* [YOUR TASK]: Output each line exactly as it appears, skipping any embedded picture.

-=-=-

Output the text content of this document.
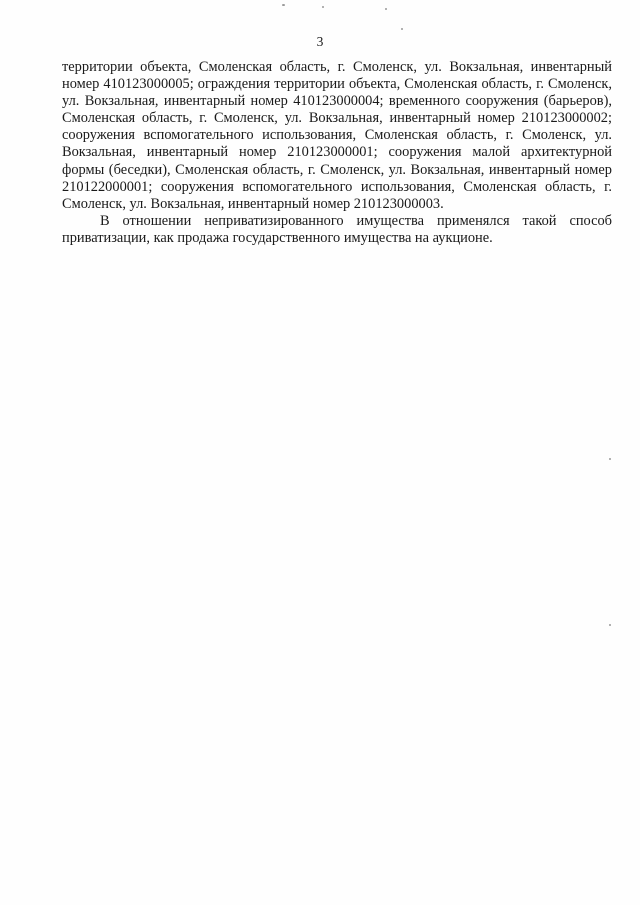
3

территории объекта, Смоленская область, г. Смоленск, ул. Вокзальная, инвентарный номер 410123000005; ограждения территории объекта, Смоленская область, г. Смоленск, ул. Вокзальная, инвентарный номер 410123000004; временного сооружения (барьеров), Смоленская область, г. Смоленск, ул. Вокзальная, инвентарный номер 210123000002; сооружения вспомогательного использования, Смоленская область, г. Смоленск, ул. Вокзальная, инвентарный номер 210123000001; сооружения малой архитектурной формы (беседки), Смоленская область, г. Смоленск, ул. Вокзальная, инвентарный номер 210122000001; сооружения вспомогательного использования, Смоленская область, г. Смоленск, ул. Вокзальная, инвентарный номер 210123000003.

В отношении неприватизированного имущества применялся такой способ приватизации, как продажа государственного имущества на аукционе.
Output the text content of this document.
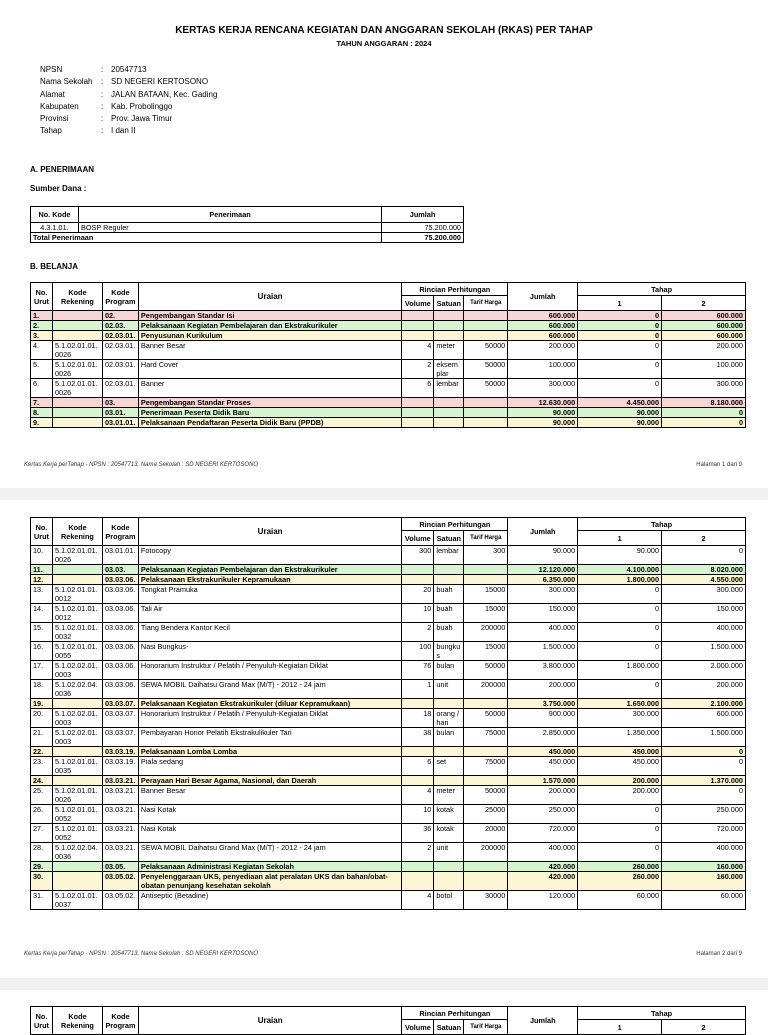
KERTAS KERJA RENCANA KEGIATAN DAN ANGGARAN SEKOLAH (RKAS) PER TAHAP
TAHUN ANGGARAN : 2024
NPSN	: 20547713
Nama Sekolah	: SD NEGERI KERTOSONO
Alamat	: JALAN BATAAN, Kec. Gading
Kabupaten	: Kab. Probolinggo
Provinsi	: Prov. Jawa Timur
Tahap	: I dan II
A. PENERIMAAN
Sumber Dana :
No. Kode	Penerimaan	Jumlah
4.3.1.01.	BOSP Reguler	75.200.000
Total Penerimaan		75.200.000
B. BELANJA
No. Urut	Kode Rekening	Kode Program	Uraian	Rincian Perhitungan			Jumlah	Tahap	
				Volume	Satuan	Tarif Harga		1	2
1.		02.	Pengembangan Standar Isi				600.000	0	600.000
2.		02.03.	Pelaksanaan Kegiatan Pembelajaran dan Ekstrakurikuler				600.000	0	600.000
3.		02.03.01.	Penyusunan Kurikulum				600.000	0	600.000
4.	5.1.02.01.01.0026	02.03.01.	Banner Besar	4	meter	50000	200.000	0	200.000
5.	5.1.02.01.01.0026	02.03.01.	Hard Cover	2	eksemplar	50000	100.000	0	100.000
6.	5.1.02.01.01.0026	02.03.01.	Banner	6	lembar	50000	300.000	0	300.000
7.		03.	Pengembangan Standar Proses				12.630.000	4.450.000	8.180.000
8.		03.01.	Penerimaan Peserta Didik Baru				90.000	90.000	0
9.		03.01.01.	Pelaksanaan Pendaftaran Peserta Didik Baru (PPDB)				90.000	90.000	0
Kertas Kerja perTahap - NPSN : 20547713, Nama Sekolah : SD NEGERI KERTOSONO	Halaman 1 dari 9
No. Urut	Kode Rekening	Kode Program	Uraian	Rincian Perhitungan			Jumlah	Tahap	
				Volume	Satuan	Tarif Harga		1	2
10.	5.1.02.01.01.0026	03.01.01.	Fotocopy	300	lembar	300	90.000	90.000	0
11.		03.03.	Pelaksanaan Kegiatan Pembelajaran dan Ekstrakurikuler				12.120.000	4.100.000	8.020.000
12.		03.03.06.	Pelaksanaan Ekstrakurikuler Kepramukaan				6.350.000	1.800.000	4.550.000
13.	5.1.02.01.01.0012	03.03.06.	Tongkat Pramuka	20	buah	15000	300.000	0	300.000
14.	5.1.02.01.01.0012	03.03.06.	Tali Air	10	buah	15000	150.000	0	150.000
15.	5.1.02.01.01.0032	03.03.06.	Tiang Bendera Kantor Kecil	2	buah	200000	400.000	0	400.000
16.	5.1.02.01.01.0055	03.03.06.	Nasi Bungkus-	100	bungkus	15000	1.500.000	0	1.500.000
17.	5.1.02.02.01.0003	03.03.06.	Honorarium Instruktur / Pelatih / Penyuluh-Kegiatan Diklat	76	bulan	50000	3.800.000	1.800.000	2.000.000
18.	5.1.02.02.04.0036	03.03.06.	SEWA MOBIL Daihatsu Grand Max (M/T) - 2012 - 24 jam	1	unit	200000	200.000	0	200.000
19.		03.03.07.	Pelaksanaan Kegiatan Ekstrakurikuler (diluar Kepramukaan)				3.750.000	1.650.000	2.100.000
20.	5.1.02.02.01.0003	03.03.07.	Honorarium Instruktur / Pelatih / Penyuluh-Kegiatan Diklat	18	orang / hari	50000	900.000	300.000	600.000
21.	5.1.02.02.01.0003	03.03.07.	Pembayaran Honor Pelatih Ekstrakulikuler Tari	38	bulan	75000	2.850.000	1.350.000	1.500.000
22.		03.03.19.	Pelaksanaan Lomba Lomba				450.000	450.000	0
23.	5.1.02.01.01.0035	03.03.19.	Piala sedang	6	set	75000	450.000	450.000	0
24.		03.03.21.	Perayaan Hari Besar Agama, Nasional, dan Daerah				1.570.000	200.000	1.370.000
25.	5.1.02.01.01.0026	03.03.21.	Banner Besar	4	meter	50000	200.000	200.000	0
26.	5.1.02.01.01.0052	03.03.21.	Nasi Kotak	10	kotak	25000	250.000	0	250.000
27.	5.1.02.01.01.0052	03.03.21.	Nasi Kotak	36	kotak	20000	720.000	0	720.000
28.	5.1.02.02.04.0036	03.03.21.	SEWA MOBIL Daihatsu Grand Max (M/T) - 2012 - 24 jam	2	unit	200000	400.000	0	400.000
29.		03.05.	Pelaksanaan Administrasi Kegiatan Sekolah				420.000	260.000	160.000
30.		03.05.02.	Penyelenggaraan UKS, penyediaan alat peralatan UKS dan bahan/obat-obatan penunjang kesehatan sekolah				420.000	260.000	160.000
31.	5.1.02.01.01.0037	03.05.02.	Antiseptic (Betadine)	4	botol	30000	120.000	60.000	60.000
Kertas Kerja perTahap - NPSN : 20547713, Nama Sekolah : SD NEGERI KERTOSONO	Halaman 2 dari 9
No. Urut	Kode Rekening	Kode Program	Uraian	Rincian Perhitungan			Jumlah	Tahap	
				Volume	Satuan	Tarif Harga		1	2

-=-=-

* [RESPONSE TO THE EXERCISE]:
Output the text content of this document.
3

территории объекта, Смоленская область, г. Смоленск, ул. Вокзальная, инвентарный номер 410123000005; ограждения территории объекта, Смоленская область, г. Смоленск, ул. Вокзальная, инвентарный номер 410123000004; временного сооружения (барьеров), Смоленская область, г. Смоленск, ул. Вокзальная, инвентарный номер 210123000002; сооружения вспомогательного использования, Смоленская область, г. Смоленск, ул. Вокзальная, инвентарный номер 210123000001; сооружения малой архитектурной формы (беседки), Смоленская область, г. Смоленск, ул. Вокзальная, инвентарный номер 210122000001; сооружения вспомогательного использования, Смоленская область, г. Смоленск, ул. Вокзальная, инвентарный номер 210123000003.

В отношении неприватизированного имущества применялся такой способ приватизации, как продажа государственного имущества на аукционе.
Output the text content of this document.
KERTAS KERJA RENCANA KEGIATAN DAN ANGGARAN SEKOLAH (RKAS) PER TAHAP
TAHUN ANGGARAN : 2024
NPSN	: 20547713
Nama Sekolah	: SD NEGERI KERTOSONO
Alamat	: JALAN BATAAN, Kec. Gading
Kabupaten	: Kab. Probolinggo
Provinsi	: Prov. Jawa Timur
Tahap	: I dan II
A. PENERIMAAN
Sumber Dana :
No. Kode	Penerimaan	Jumlah
4.3.1.01.	BOSP Reguler	75.200.000
Total Penerimaan		75.200.000
B. BELANJA
No. Urut	Kode Rekening	Kode Program	Uraian	Rincian Perhitungan			Jumlah	Tahap	
				Volume	Satuan	Tarif Harga		1	2
1.		02.	Pengembangan Standar Isi				600.000	0	600.000
2.		02.03.	Pelaksanaan Kegiatan Pembelajaran dan Ekstrakurikuler				600.000	0	600.000
3.		02.03.01.	Penyusunan Kurikulum				600.000	0	600.000
4.	5.1.02.01.01.0026	02.03.01.	Banner Besar	4	meter	50000	200.000	0	200.000
5.	5.1.02.01.01.0026	02.03.01.	Hard Cover	2	eksemplar	50000	100.000	0	100.000
6.	5.1.02.01.01.0026	02.03.01.	Banner	6	lembar	50000	300.000	0	300.000
7.		03.	Pengembangan Standar Proses				12.630.000	4.450.000	8.180.000
8.		03.01.	Penerimaan Peserta Didik Baru				90.000	90.000	0
9.		03.01.01.	Pelaksanaan Pendaftaran Peserta Didik Baru (PPDB)				90.000	90.000	0
Kertas Kerja perTahap - NPSN : 20547713, Nama Sekolah : SD NEGERI KERTOSONO	Halaman 1 dari 9
No. Urut	Kode Rekening	Kode Program	Uraian	Rincian Perhitungan			Jumlah	Tahap	
				Volume	Satuan	Tarif Harga		1	2
10.	5.1.02.01.01.0026	03.01.01.	Fotocopy	300	lembar	300	90.000	90.000	0
11.		03.03.	Pelaksanaan Kegiatan Pembelajaran dan Ekstrakurikuler				12.120.000	4.100.000	8.020.000
12.		03.03.06.	Pelaksanaan Ekstrakurikuler Kepramukaan				6.350.000	1.800.000	4.550.000
13.	5.1.02.01.01.0012	03.03.06.	Tongkat Pramuka	20	buah	15000	300.000	0	300.000
14.	5.1.02.01.01.0012	03.03.06.	Tali Air	10	buah	15000	150.000	0	150.000
15.	5.1.02.01.01.0032	03.03.06.	Tiang Bendera Kantor Kecil	2	buah	200000	400.000	0	400.000
16.	5.1.02.01.01.0055	03.03.06.	Nasi Bungkus-	100	bungkus	15000	1.500.000	0	1.500.000
17.	5.1.02.02.01.0003	03.03.06.	Honorarium Instruktur / Pelatih / Penyuluh-Kegiatan Diklat	76	bulan	50000	3.800.000	1.800.000	2.000.000
18.	5.1.02.02.04.0036	03.03.06.	SEWA MOBIL Daihatsu Grand Max (M/T) - 2012 - 24 jam	1	unit	200000	200.000	0	200.000
19.		03.03.07.	Pelaksanaan Kegiatan Ekstrakurikuler (diluar Kepramukaan)				3.750.000	1.650.000	2.100.000
20.	5.1.02.02.01.0003	03.03.07.	Honorarium Instruktur / Pelatih / Penyuluh-Kegiatan Diklat	18	orang / hari	50000	900.000	300.000	600.000
21.	5.1.02.02.01.0003	03.03.07.	Pembayaran Honor Pelatih Ekstrakulikuler Tari	38	bulan	75000	2.850.000	1.350.000	1.500.000
22.		03.03.19.	Pelaksanaan Lomba Lomba				450.000	450.000	0
23.	5.1.02.01.01.0035	03.03.19.	Piala sedang	6	set	75000	450.000	450.000	0
24.		03.03.21.	Perayaan Hari Besar Agama, Nasional, dan Daerah				1.570.000	200.000	1.370.000
25.	5.1.02.01.01.0026	03.03.21.	Banner Besar	4	meter	50000	200.000	200.000	0
26.	5.1.02.01.01.0052	03.03.21.	Nasi Kotak	10	kotak	25000	250.000	0	250.000
27.	5.1.02.01.01.0052	03.03.21.	Nasi Kotak	36	kotak	20000	720.000	0	720.000
28.	5.1.02.02.04.0036	03.03.21.	SEWA MOBIL Daihatsu Grand Max (M/T) - 2012 - 24 jam	2	unit	200000	400.000	0	400.000
29.		03.05.	Pelaksanaan Administrasi Kegiatan Sekolah				420.000	260.000	160.000
30.		03.05.02.	Penyelenggaraan UKS, penyediaan alat peralatan UKS dan bahan/obat-obatan penunjang kesehatan sekolah				420.000	260.000	160.000
31.	5.1.02.01.01.0037	03.05.02.	Antiseptic (Betadine)	4	botol	30000	120.000	60.000	60.000
Kertas Kerja perTahap - NPSN : 20547713, Nama Sekolah : SD NEGERI KERTOSONO	Halaman 2 dari 9
No. Urut	Kode Rekening	Kode Program	Uraian	Rincian Perhitungan			Jumlah	Tahap	
				Volume	Satuan	Tarif Harga		1	2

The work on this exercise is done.